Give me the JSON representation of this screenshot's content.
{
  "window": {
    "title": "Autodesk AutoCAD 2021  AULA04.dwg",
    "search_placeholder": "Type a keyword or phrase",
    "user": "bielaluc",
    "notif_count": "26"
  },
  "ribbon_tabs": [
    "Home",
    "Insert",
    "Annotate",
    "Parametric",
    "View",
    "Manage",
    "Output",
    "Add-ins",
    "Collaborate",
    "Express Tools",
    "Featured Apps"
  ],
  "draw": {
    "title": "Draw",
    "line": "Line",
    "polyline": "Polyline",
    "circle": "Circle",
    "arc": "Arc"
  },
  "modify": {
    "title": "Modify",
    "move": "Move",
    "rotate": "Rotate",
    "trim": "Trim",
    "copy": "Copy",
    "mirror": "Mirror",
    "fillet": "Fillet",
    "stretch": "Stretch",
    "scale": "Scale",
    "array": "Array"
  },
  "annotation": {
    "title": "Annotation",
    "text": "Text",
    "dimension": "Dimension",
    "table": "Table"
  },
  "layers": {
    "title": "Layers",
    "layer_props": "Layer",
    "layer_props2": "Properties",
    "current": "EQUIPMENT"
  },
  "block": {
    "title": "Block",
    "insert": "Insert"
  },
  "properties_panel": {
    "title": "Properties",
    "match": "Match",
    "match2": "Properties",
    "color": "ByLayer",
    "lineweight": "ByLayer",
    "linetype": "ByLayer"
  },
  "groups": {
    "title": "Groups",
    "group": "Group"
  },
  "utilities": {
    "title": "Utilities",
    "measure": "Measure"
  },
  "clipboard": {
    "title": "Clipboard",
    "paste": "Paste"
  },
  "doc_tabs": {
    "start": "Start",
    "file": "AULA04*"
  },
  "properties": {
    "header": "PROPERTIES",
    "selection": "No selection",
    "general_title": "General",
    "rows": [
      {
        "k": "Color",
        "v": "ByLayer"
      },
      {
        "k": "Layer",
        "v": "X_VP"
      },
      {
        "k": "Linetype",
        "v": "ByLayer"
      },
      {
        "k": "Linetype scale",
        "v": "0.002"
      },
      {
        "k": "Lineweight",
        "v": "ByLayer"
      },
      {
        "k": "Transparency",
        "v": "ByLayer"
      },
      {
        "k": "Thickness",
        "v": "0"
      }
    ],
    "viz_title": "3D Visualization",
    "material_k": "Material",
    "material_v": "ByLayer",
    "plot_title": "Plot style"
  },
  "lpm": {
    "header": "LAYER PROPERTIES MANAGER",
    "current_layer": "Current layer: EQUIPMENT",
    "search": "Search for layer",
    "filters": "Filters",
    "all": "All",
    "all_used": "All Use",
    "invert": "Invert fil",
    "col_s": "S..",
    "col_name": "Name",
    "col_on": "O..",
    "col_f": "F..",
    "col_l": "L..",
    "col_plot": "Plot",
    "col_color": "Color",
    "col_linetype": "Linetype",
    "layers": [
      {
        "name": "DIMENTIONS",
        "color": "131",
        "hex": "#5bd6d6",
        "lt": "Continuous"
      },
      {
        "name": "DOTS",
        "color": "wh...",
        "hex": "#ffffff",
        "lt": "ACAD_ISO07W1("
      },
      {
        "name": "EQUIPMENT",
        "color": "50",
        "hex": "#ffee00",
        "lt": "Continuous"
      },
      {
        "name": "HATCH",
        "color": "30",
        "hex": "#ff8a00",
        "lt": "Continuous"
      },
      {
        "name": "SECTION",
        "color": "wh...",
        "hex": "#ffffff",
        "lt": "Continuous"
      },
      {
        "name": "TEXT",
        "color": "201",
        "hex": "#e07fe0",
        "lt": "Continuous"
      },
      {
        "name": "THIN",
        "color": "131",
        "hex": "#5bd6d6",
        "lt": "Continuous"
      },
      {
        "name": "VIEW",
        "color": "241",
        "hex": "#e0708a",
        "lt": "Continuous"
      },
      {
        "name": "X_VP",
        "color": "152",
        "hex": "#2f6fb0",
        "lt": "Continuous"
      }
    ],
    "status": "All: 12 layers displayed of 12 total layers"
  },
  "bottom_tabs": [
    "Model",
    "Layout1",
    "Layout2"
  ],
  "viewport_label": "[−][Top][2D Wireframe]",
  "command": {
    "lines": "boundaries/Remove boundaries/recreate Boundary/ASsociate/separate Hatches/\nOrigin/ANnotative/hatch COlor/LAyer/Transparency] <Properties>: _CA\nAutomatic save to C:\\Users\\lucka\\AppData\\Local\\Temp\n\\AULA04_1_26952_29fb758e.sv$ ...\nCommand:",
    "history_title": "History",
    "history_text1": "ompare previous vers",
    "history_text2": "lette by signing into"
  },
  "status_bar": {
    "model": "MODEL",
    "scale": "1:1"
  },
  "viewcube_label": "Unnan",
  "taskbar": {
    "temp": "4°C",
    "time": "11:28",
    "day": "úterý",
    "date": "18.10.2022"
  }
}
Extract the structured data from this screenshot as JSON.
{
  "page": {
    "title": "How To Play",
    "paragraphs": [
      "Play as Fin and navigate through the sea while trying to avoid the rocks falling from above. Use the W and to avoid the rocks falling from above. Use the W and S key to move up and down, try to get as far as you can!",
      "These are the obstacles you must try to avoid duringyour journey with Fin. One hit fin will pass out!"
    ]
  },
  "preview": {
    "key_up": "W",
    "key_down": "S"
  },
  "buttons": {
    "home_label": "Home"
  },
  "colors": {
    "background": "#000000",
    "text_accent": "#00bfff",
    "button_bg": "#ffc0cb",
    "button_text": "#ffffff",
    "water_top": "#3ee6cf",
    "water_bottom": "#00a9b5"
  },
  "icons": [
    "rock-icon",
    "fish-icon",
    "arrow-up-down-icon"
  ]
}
----
** DESCRIPTION OF THE TASK **
Write out every line exactly as it stands.

** THE RESPONSE **
Give me the JSON representation of this screenshot's content.
{
  "window": {
    "title": "Autodesk AutoCAD 2021  AULA04.dwg",
    "search_placeholder": "Type a keyword or phrase",
    "user": "bielaluc",
    "notif_count": "26"
  },
  "ribbon_tabs": [
    "Home",
    "Insert",
    "Annotate",
    "Parametric",
    "View",
    "Manage",
    "Output",
    "Add-ins",
    "Collaborate",
    "Express Tools",
    "Featured Apps"
  ],
  "draw": {
    "title": "Draw",
    "line": "Line",
    "polyline": "Polyline",
    "circle": "Circle",
    "arc": "Arc"
  },
  "modify": {
    "title": "Modify",
    "move": "Move",
    "rotate": "Rotate",
    "trim": "Trim",
    "copy": "Copy",
    "mirror": "Mirror",
    "fillet": "Fillet",
    "stretch": "Stretch",
    "scale": "Scale",
    "array": "Array"
  },
  "annotation": {
    "title": "Annotation",
    "text": "Text",
    "dimension": "Dimension",
    "table": "Table"
  },
  "layers": {
    "title": "Layers",
    "layer_props": "Layer",
    "layer_props2": "Properties",
    "current": "EQUIPMENT"
  },
  "block": {
    "title": "Block",
    "insert": "Insert"
  },
  "properties_panel": {
    "title": "Properties",
    "match": "Match",
    "match2": "Properties",
    "color": "ByLayer",
    "lineweight": "ByLayer",
    "linetype": "ByLayer"
  },
  "groups": {
    "title": "Groups",
    "group": "Group"
  },
  "utilities": {
    "title": "Utilities",
    "measure": "Measure"
  },
  "clipboard": {
    "title": "Clipboard",
    "paste": "Paste"
  },
  "doc_tabs": {
    "start": "Start",
    "file": "AULA04*"
  },
  "properties": {
    "header": "PROPERTIES",
    "selection": "No selection",
    "general_title": "General",
    "rows": [
      {
        "k": "Color",
        "v": "ByLayer"
      },
      {
        "k": "Layer",
        "v": "X_VP"
      },
      {
        "k": "Linetype",
        "v": "ByLayer"
      },
      {
        "k": "Linetype scale",
        "v": "0.002"
      },
      {
        "k": "Lineweight",
        "v": "ByLayer"
      },
      {
        "k": "Transparency",
        "v": "ByLayer"
      },
      {
        "k": "Thickness",
        "v": "0"
      }
    ],
    "viz_title": "3D Visualization",
    "material_k": "Material",
    "material_v": "ByLayer",
    "plot_title": "Plot style"
  },
  "lpm": {
    "header": "LAYER PROPERTIES MANAGER",
    "current_layer": "Current layer: EQUIPMENT",
    "search": "Search for layer",
    "filters": "Filters",
    "all": "All",
    "all_used": "All Use",
    "invert": "Invert fil",
    "col_s": "S..",
    "col_name": "Name",
    "col_on": "O..",
    "col_f": "F..",
    "col_l": "L..",
    "col_plot": "Plot",
    "col_color": "Color",
    "col_linetype": "Linetype",
    "layers": [
      {
        "name": "DIMENTIONS",
        "color": "131",
        "hex": "#5bd6d6",
        "lt": "Continuous"
      },
      {
        "name": "DOTS",
        "color": "wh...",
        "hex": "#ffffff",
        "lt": "ACAD_ISO07W1("
      },
      {
        "name": "EQUIPMENT",
        "color": "50",
        "hex": "#ffee00",
        "lt": "Continuous"
      },
      {
        "name": "HATCH",
        "color": "30",
        "hex": "#ff8a00",
        "lt": "Continuous"
      },
      {
        "name": "SECTION",
        "color": "wh...",
        "hex": "#ffffff",
        "lt": "Continuous"
      },
      {
        "name": "TEXT",
        "color": "201",
        "hex": "#e07fe0",
        "lt": "Continuous"
      },
      {
        "name": "THIN",
        "color": "131",
        "hex": "#5bd6d6",
        "lt": "Continuous"
      },
      {
        "name": "VIEW",
        "color": "241",
        "hex": "#e0708a",
        "lt": "Continuous"
      },
      {
        "name": "X_VP",
        "color": "152",
        "hex": "#2f6fb0",
        "lt": "Continuous"
      }
    ],
    "status": "All: 12 layers displayed of 12 total layers"
  },
  "bottom_tabs": [
    "Model",
    "Layout1",
    "Layout2"
  ],
  "viewport_label": "[−][Top][2D Wireframe]",
  "command": {
    "lines": "boundaries/Remove boundaries/recreate Boundary/ASsociate/separate Hatches/\nOrigin/ANnotative/hatch COlor/LAyer/Transparency] <Properties>: _CA\nAutomatic save to C:\\Users\\lucka\\AppData\\Local\\Temp\n\\AULA04_1_26952_29fb758e.sv$ ...\nCommand:",
    "history_title": "History",
    "history_text1": "ompare previous vers",
    "history_text2": "lette by signing into"
  },
  "status_bar": {
    "model": "MODEL",
    "scale": "1:1"
  },
  "viewcube_label": "Unnan",
  "taskbar": {
    "temp": "4°C",
    "time": "11:28",
    "day": "úterý",
    "date": "18.10.2022"
  }
}
Extract the structured data from this screenshot as JSON.
{
  "page": {
    "title": "How To Play",
    "paragraphs": [
      "Play as Fin and navigate through the sea while trying to avoid the rocks falling from above. Use the W and to avoid the rocks falling from above. Use the W and S key to move up and down, try to get as far as you can!",
      "These are the obstacles you must try to avoid duringyour journey with Fin. One hit fin will pass out!"
    ]
  },
  "preview": {
    "key_up": "W",
    "key_down": "S"
  },
  "buttons": {
    "home_label": "Home"
  },
  "colors": {
    "background": "#000000",
    "text_accent": "#00bfff",
    "button_bg": "#ffc0cb",
    "button_text": "#ffffff",
    "water_top": "#3ee6cf",
    "water_bottom": "#00a9b5"
  },
  "icons": [
    "rock-icon",
    "fish-icon",
    "arrow-up-down-icon"
  ]
}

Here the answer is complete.